Write the records out again exactly, leaving no images in.

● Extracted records
######

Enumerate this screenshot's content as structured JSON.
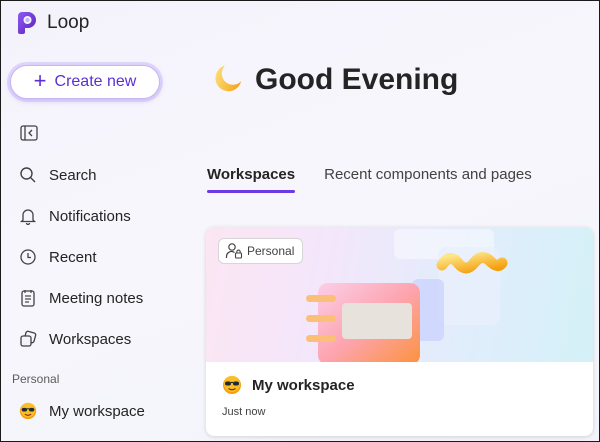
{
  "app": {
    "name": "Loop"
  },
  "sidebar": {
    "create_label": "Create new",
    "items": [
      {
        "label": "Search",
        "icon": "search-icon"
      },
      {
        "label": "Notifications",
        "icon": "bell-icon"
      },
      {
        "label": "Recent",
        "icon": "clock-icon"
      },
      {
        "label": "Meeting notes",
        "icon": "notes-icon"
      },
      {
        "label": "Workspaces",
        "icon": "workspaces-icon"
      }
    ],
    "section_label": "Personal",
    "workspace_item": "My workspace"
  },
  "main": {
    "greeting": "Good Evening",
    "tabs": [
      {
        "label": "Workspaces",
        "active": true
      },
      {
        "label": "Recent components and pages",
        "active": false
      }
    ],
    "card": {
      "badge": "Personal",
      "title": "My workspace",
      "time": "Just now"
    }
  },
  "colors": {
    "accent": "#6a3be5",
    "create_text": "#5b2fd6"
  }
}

######

● SOLUTION FOR THIS PROBLEM
Enumerate this screenshot's content as structured JSON.
{
  "app": {
    "name": "Loop"
  },
  "sidebar": {
    "create_label": "Create new",
    "items": [
      {
        "label": "Search",
        "icon": "search-icon"
      },
      {
        "label": "Notifications",
        "icon": "bell-icon"
      },
      {
        "label": "Recent",
        "icon": "clock-icon"
      },
      {
        "label": "Meeting notes",
        "icon": "notes-icon"
      },
      {
        "label": "Workspaces",
        "icon": "workspaces-icon"
      }
    ],
    "section_label": "Personal",
    "workspace_item": "My workspace"
  },
  "main": {
    "greeting": "Good Evening",
    "tabs": [
      {
        "label": "Workspaces",
        "active": true
      },
      {
        "label": "Recent components and pages",
        "active": false
      }
    ],
    "card": {
      "badge": "Personal",
      "title": "My workspace",
      "time": "Just now"
    }
  },
  "colors": {
    "accent": "#6a3be5",
    "create_text": "#5b2fd6"
  }
}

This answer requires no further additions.